### RECORDS SHOWN
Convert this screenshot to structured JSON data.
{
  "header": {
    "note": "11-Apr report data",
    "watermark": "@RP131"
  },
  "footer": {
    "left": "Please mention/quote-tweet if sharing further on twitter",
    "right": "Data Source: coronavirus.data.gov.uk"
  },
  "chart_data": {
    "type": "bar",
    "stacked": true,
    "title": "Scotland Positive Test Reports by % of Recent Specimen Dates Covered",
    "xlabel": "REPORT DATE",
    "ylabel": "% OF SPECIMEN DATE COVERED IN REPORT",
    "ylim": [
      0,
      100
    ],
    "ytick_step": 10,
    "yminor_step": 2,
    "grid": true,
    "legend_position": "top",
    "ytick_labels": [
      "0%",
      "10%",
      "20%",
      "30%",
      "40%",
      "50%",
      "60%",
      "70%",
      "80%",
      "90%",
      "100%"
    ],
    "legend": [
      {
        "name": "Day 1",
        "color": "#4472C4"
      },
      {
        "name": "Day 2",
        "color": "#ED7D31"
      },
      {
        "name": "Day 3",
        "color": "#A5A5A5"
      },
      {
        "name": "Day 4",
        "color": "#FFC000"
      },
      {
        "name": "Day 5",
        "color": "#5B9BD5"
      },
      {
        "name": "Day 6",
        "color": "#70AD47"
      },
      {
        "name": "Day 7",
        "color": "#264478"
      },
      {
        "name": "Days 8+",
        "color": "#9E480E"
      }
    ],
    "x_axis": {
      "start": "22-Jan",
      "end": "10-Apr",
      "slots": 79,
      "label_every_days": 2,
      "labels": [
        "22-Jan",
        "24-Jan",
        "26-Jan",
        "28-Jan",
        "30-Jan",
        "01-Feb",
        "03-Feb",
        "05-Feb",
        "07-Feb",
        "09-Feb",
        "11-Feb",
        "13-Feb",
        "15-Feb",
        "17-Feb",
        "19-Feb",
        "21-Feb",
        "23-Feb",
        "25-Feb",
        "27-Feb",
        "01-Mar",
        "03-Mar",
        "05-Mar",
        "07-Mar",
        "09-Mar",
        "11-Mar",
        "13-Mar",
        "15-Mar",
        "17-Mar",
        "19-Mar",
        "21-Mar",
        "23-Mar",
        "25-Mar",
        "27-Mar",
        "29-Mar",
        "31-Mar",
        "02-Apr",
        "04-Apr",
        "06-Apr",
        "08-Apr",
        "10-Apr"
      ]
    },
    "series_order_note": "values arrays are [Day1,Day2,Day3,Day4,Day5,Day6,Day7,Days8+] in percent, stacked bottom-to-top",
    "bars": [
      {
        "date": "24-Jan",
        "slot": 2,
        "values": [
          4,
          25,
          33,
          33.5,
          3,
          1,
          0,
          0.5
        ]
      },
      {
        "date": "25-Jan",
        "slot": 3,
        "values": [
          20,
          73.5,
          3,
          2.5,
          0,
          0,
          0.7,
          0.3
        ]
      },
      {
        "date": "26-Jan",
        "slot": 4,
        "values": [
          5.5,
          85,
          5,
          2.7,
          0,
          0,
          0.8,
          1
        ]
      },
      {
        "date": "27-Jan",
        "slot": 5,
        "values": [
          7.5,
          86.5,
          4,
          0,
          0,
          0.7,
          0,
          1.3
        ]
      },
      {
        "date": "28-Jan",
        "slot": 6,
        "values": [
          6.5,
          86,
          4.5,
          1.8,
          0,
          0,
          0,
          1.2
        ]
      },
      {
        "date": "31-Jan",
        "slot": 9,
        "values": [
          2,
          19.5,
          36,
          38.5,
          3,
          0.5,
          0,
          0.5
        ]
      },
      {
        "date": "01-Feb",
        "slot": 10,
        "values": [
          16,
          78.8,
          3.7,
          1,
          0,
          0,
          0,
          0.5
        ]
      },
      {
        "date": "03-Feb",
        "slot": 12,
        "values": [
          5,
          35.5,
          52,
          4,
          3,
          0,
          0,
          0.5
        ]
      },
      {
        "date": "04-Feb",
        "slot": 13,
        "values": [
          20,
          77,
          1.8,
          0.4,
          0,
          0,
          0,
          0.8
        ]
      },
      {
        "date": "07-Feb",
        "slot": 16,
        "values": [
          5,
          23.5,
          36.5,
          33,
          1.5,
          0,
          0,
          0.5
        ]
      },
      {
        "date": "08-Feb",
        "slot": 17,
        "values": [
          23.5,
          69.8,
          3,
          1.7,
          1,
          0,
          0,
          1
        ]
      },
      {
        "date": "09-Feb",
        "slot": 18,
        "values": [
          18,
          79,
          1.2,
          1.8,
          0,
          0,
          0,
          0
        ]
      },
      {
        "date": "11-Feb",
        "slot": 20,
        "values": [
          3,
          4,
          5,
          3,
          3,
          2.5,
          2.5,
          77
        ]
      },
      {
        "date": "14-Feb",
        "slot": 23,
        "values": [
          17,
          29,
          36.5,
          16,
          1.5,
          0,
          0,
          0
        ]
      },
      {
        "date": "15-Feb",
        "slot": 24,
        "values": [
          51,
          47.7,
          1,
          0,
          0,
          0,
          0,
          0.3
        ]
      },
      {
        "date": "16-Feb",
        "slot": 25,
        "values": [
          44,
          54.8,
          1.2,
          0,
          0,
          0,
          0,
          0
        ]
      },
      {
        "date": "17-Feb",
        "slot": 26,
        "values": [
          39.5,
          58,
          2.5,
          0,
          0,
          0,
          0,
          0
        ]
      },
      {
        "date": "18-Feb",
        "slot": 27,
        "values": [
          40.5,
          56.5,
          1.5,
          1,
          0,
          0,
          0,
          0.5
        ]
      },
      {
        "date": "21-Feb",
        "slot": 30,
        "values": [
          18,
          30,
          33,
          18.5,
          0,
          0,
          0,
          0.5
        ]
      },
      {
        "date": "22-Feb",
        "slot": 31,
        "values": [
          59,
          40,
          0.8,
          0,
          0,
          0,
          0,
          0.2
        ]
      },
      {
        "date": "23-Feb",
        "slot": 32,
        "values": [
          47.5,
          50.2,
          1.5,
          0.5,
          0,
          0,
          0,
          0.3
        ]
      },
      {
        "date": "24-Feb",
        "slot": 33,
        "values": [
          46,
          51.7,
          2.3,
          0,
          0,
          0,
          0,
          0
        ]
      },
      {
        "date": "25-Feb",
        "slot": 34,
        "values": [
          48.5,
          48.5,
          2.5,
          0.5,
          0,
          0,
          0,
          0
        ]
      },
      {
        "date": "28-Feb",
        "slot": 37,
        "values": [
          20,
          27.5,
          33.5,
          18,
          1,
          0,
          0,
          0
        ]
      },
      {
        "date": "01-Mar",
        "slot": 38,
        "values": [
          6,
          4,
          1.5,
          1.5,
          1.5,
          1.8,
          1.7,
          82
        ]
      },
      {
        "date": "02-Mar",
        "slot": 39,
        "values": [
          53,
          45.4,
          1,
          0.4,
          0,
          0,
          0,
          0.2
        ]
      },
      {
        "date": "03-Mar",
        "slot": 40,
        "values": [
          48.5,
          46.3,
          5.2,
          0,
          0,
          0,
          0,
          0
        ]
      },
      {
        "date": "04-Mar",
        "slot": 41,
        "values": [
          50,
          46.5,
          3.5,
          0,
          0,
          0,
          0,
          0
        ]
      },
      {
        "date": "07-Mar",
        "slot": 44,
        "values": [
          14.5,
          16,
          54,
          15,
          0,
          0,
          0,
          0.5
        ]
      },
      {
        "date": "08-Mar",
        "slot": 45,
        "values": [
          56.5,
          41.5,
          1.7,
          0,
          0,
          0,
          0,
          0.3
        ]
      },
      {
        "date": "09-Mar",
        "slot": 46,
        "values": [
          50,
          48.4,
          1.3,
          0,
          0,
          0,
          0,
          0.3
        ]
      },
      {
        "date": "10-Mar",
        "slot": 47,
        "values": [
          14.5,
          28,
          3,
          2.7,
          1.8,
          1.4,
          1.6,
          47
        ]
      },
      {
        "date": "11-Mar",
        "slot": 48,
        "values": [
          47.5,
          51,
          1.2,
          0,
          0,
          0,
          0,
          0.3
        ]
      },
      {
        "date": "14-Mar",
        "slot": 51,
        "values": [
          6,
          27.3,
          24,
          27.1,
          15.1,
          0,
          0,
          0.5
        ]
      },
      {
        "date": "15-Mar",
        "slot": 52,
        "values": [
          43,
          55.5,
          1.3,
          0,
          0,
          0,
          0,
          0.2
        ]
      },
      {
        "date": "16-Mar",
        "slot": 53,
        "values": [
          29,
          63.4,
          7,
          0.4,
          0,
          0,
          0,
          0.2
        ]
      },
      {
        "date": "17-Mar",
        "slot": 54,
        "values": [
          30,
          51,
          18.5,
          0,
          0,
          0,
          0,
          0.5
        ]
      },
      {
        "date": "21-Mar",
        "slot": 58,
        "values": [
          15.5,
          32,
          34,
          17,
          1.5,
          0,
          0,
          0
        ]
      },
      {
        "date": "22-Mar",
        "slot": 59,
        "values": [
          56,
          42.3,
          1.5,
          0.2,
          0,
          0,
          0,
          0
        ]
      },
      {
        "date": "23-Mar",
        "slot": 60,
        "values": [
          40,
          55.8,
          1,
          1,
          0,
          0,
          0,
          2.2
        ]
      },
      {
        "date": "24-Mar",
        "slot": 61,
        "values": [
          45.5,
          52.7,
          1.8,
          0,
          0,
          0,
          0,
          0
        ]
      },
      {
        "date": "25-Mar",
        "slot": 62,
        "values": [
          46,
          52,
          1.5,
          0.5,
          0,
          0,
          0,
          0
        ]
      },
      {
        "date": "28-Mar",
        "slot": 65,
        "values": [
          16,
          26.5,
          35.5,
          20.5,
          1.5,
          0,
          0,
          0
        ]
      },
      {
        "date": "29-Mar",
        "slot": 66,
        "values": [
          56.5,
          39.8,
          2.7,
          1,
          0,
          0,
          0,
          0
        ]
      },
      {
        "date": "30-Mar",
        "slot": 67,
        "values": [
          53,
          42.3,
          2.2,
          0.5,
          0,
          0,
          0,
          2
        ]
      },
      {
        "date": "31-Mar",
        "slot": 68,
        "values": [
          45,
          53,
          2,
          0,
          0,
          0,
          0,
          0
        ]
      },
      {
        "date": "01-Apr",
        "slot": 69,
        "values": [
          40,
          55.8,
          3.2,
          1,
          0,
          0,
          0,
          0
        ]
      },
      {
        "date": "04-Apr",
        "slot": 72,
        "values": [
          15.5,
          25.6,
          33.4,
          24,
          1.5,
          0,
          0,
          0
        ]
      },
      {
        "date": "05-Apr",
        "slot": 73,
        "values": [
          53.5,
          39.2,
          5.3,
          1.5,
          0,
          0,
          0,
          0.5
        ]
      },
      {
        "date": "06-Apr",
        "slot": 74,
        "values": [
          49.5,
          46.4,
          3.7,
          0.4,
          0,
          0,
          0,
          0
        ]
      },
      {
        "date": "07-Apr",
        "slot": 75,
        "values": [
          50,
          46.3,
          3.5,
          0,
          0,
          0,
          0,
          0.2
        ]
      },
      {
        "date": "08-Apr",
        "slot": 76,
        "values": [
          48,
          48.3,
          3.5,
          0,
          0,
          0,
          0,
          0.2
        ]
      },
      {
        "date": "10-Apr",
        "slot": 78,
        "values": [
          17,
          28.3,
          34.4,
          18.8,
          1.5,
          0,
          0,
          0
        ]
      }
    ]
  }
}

### PROBLEM
Go through the listing and copy each line with the string "name".

### TASK SOLUTION
        "name": "Day 1",
        "name": "Day 2",
        "name": "Day 3",
        "name": "Day 4",
        "name": "Day 5",
        "name": "Day 6",
        "name": "Day 7",
        "name": "Days 8+",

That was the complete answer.